> **Page excerpt**:
"""
What is Bitcoin?
What is Bitcoin? How is Bitcoin used and where does it derive its value? More than a simple investment, Bitcoin (or BTC) is a digital currency that was created in January 2009 that offers lower transaction fees than traditional online payment options, with the ability to make peer-to-peer payments.
Because Bitcoin is digital, like other cryptocurrencies, there are no physical Bitcoins. Instead, balances are stored on a public ledger (Bitcoin’s blockchain), which everyone can access. It can be used to buy products and services (assuming a seller accepts BTC as a form of payment), and has also grown in popularity as an investment over the years - particularly since 2020, which saw a great deal of institutional buy-in.
Unlike fiat currencies, which are managed by centralised governments, Bitcoin is decentralised with no central authority.
"""
> **To be done**:
1 > According to the Bitcoin text, when was Bitcoin created?
2 > Name every type of currency the Bitcoin text mentions.
The data after this sentence has nothing to do with the Bitcoin text.

> **Raw data**:
"""
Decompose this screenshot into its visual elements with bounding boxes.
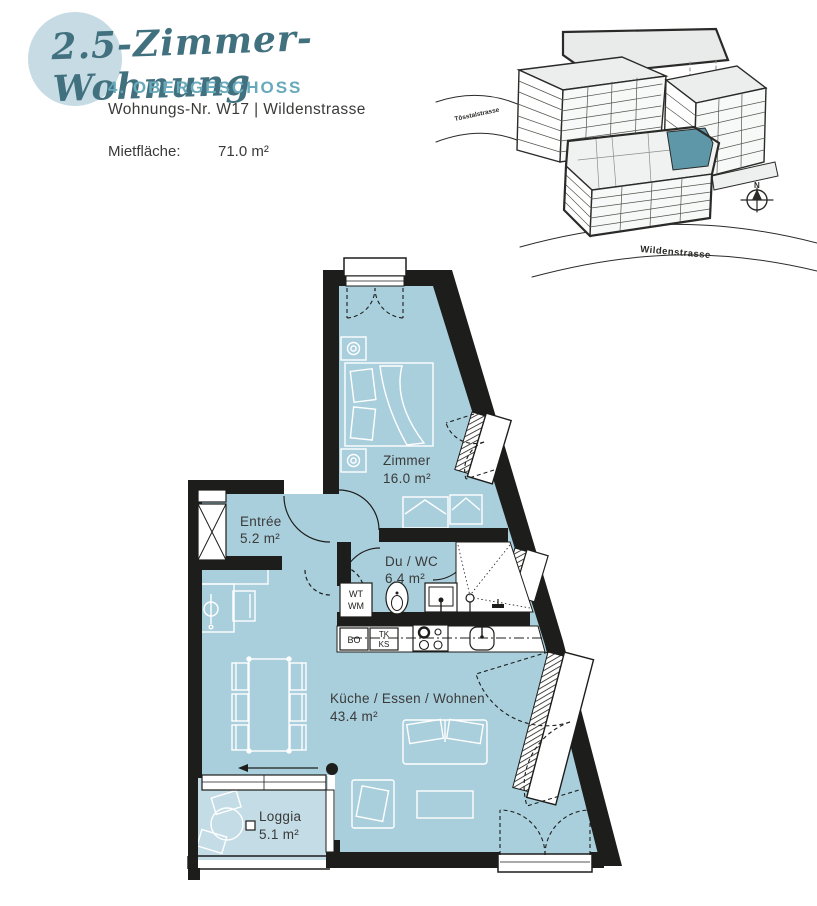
"""
> **Task-by-task outputs**:
1 > January 2009

2 >
- Digital currency
- Cryptocurrencies
- Fiat currencies